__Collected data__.

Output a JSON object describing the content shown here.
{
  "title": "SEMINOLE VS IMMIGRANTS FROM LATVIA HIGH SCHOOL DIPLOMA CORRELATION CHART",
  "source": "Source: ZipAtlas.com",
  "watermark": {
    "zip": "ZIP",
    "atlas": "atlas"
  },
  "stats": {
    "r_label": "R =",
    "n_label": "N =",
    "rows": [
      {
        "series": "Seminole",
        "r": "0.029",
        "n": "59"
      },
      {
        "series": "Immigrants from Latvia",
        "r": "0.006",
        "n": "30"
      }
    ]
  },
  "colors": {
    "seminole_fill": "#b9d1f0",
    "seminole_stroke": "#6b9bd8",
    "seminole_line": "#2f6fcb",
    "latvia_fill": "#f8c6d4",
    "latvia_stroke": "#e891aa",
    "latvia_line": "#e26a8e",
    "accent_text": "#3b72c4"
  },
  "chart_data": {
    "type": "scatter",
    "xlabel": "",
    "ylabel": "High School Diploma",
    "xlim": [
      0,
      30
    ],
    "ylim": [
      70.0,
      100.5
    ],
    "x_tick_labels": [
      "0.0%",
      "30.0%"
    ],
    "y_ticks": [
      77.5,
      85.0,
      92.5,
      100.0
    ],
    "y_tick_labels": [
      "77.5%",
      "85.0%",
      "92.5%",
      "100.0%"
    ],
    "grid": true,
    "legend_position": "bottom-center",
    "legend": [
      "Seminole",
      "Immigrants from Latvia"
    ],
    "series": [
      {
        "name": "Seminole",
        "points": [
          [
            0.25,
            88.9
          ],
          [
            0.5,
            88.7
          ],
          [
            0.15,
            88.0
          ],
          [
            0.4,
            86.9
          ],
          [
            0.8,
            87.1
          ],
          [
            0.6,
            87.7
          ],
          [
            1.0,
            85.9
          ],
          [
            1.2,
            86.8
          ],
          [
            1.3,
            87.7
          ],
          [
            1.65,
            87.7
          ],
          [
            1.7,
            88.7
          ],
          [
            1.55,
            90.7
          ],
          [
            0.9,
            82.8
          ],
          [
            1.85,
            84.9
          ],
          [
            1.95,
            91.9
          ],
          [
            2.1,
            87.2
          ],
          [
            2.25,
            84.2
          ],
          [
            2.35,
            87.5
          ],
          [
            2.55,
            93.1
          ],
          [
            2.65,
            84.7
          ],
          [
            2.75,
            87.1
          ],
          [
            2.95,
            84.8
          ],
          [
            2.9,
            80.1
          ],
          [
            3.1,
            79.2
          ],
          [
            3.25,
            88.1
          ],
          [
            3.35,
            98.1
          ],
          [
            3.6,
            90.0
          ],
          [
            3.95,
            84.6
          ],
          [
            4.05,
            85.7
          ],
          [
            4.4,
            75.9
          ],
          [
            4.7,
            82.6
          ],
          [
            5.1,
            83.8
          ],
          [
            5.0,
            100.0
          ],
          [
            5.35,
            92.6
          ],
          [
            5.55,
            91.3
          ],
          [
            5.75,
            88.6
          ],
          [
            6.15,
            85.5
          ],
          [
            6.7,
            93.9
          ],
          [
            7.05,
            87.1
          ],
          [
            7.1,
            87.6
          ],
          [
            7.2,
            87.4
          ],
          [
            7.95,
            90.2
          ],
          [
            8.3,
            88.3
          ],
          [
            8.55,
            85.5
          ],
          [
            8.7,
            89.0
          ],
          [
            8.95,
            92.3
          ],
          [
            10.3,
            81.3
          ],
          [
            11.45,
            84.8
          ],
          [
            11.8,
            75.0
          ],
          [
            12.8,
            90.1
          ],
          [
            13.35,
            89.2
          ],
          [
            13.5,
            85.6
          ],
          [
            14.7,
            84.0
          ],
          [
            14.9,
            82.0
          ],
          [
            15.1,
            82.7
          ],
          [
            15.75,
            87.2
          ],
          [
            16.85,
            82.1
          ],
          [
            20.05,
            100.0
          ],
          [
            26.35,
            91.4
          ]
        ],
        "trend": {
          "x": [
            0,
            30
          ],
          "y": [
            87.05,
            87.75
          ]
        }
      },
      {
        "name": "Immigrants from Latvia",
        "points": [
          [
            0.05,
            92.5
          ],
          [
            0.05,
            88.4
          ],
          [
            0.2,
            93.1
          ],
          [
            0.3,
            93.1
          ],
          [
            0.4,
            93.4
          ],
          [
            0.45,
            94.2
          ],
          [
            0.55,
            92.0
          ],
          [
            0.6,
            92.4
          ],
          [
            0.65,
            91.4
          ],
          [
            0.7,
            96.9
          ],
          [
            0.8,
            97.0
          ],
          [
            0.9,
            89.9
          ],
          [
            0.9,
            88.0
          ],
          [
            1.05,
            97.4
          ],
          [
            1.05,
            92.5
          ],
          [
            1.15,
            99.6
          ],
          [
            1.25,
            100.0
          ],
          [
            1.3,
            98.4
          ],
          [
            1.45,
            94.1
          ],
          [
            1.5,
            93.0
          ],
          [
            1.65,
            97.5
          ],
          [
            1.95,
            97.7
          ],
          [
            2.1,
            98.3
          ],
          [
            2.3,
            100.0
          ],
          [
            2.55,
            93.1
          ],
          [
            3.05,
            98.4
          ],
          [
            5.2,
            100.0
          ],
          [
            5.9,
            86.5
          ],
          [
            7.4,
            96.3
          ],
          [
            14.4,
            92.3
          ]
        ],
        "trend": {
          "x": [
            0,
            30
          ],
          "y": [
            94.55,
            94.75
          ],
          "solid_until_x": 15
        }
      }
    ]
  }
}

__Prompt__. Please quote every record above exactly as it appears.

__Response below__.
Output a JSON object describing the content shown here.
{
  "title": "SEMINOLE VS IMMIGRANTS FROM LATVIA HIGH SCHOOL DIPLOMA CORRELATION CHART",
  "source": "Source: ZipAtlas.com",
  "watermark": {
    "zip": "ZIP",
    "atlas": "atlas"
  },
  "stats": {
    "r_label": "R =",
    "n_label": "N =",
    "rows": [
      {
        "series": "Seminole",
        "r": "0.029",
        "n": "59"
      },
      {
        "series": "Immigrants from Latvia",
        "r": "0.006",
        "n": "30"
      }
    ]
  },
  "colors": {
    "seminole_fill": "#b9d1f0",
    "seminole_stroke": "#6b9bd8",
    "seminole_line": "#2f6fcb",
    "latvia_fill": "#f8c6d4",
    "latvia_stroke": "#e891aa",
    "latvia_line": "#e26a8e",
    "accent_text": "#3b72c4"
  },
  "chart_data": {
    "type": "scatter",
    "xlabel": "",
    "ylabel": "High School Diploma",
    "xlim": [
      0,
      30
    ],
    "ylim": [
      70.0,
      100.5
    ],
    "x_tick_labels": [
      "0.0%",
      "30.0%"
    ],
    "y_ticks": [
      77.5,
      85.0,
      92.5,
      100.0
    ],
    "y_tick_labels": [
      "77.5%",
      "85.0%",
      "92.5%",
      "100.0%"
    ],
    "grid": true,
    "legend_position": "bottom-center",
    "legend": [
      "Seminole",
      "Immigrants from Latvia"
    ],
    "series": [
      {
        "name": "Seminole",
        "points": [
          [
            0.25,
            88.9
          ],
          [
            0.5,
            88.7
          ],
          [
            0.15,
            88.0
          ],
          [
            0.4,
            86.9
          ],
          [
            0.8,
            87.1
          ],
          [
            0.6,
            87.7
          ],
          [
            1.0,
            85.9
          ],
          [
            1.2,
            86.8
          ],
          [
            1.3,
            87.7
          ],
          [
            1.65,
            87.7
          ],
          [
            1.7,
            88.7
          ],
          [
            1.55,
            90.7
          ],
          [
            0.9,
            82.8
          ],
          [
            1.85,
            84.9
          ],
          [
            1.95,
            91.9
          ],
          [
            2.1,
            87.2
          ],
          [
            2.25,
            84.2
          ],
          [
            2.35,
            87.5
          ],
          [
            2.55,
            93.1
          ],
          [
            2.65,
            84.7
          ],
          [
            2.75,
            87.1
          ],
          [
            2.95,
            84.8
          ],
          [
            2.9,
            80.1
          ],
          [
            3.1,
            79.2
          ],
          [
            3.25,
            88.1
          ],
          [
            3.35,
            98.1
          ],
          [
            3.6,
            90.0
          ],
          [
            3.95,
            84.6
          ],
          [
            4.05,
            85.7
          ],
          [
            4.4,
            75.9
          ],
          [
            4.7,
            82.6
          ],
          [
            5.1,
            83.8
          ],
          [
            5.0,
            100.0
          ],
          [
            5.35,
            92.6
          ],
          [
            5.55,
            91.3
          ],
          [
            5.75,
            88.6
          ],
          [
            6.15,
            85.5
          ],
          [
            6.7,
            93.9
          ],
          [
            7.05,
            87.1
          ],
          [
            7.1,
            87.6
          ],
          [
            7.2,
            87.4
          ],
          [
            7.95,
            90.2
          ],
          [
            8.3,
            88.3
          ],
          [
            8.55,
            85.5
          ],
          [
            8.7,
            89.0
          ],
          [
            8.95,
            92.3
          ],
          [
            10.3,
            81.3
          ],
          [
            11.45,
            84.8
          ],
          [
            11.8,
            75.0
          ],
          [
            12.8,
            90.1
          ],
          [
            13.35,
            89.2
          ],
          [
            13.5,
            85.6
          ],
          [
            14.7,
            84.0
          ],
          [
            14.9,
            82.0
          ],
          [
            15.1,
            82.7
          ],
          [
            15.75,
            87.2
          ],
          [
            16.85,
            82.1
          ],
          [
            20.05,
            100.0
          ],
          [
            26.35,
            91.4
          ]
        ],
        "trend": {
          "x": [
            0,
            30
          ],
          "y": [
            87.05,
            87.75
          ]
        }
      },
      {
        "name": "Immigrants from Latvia",
        "points": [
          [
            0.05,
            92.5
          ],
          [
            0.05,
            88.4
          ],
          [
            0.2,
            93.1
          ],
          [
            0.3,
            93.1
          ],
          [
            0.4,
            93.4
          ],
          [
            0.45,
            94.2
          ],
          [
            0.55,
            92.0
          ],
          [
            0.6,
            92.4
          ],
          [
            0.65,
            91.4
          ],
          [
            0.7,
            96.9
          ],
          [
            0.8,
            97.0
          ],
          [
            0.9,
            89.9
          ],
          [
            0.9,
            88.0
          ],
          [
            1.05,
            97.4
          ],
          [
            1.05,
            92.5
          ],
          [
            1.15,
            99.6
          ],
          [
            1.25,
            100.0
          ],
          [
            1.3,
            98.4
          ],
          [
            1.45,
            94.1
          ],
          [
            1.5,
            93.0
          ],
          [
            1.65,
            97.5
          ],
          [
            1.95,
            97.7
          ],
          [
            2.1,
            98.3
          ],
          [
            2.3,
            100.0
          ],
          [
            2.55,
            93.1
          ],
          [
            3.05,
            98.4
          ],
          [
            5.2,
            100.0
          ],
          [
            5.9,
            86.5
          ],
          [
            7.4,
            96.3
          ],
          [
            14.4,
            92.3
          ]
        ],
        "trend": {
          "x": [
            0,
            30
          ],
          "y": [
            94.55,
            94.75
          ],
          "solid_until_x": 15
        }
      }
    ]
  }
}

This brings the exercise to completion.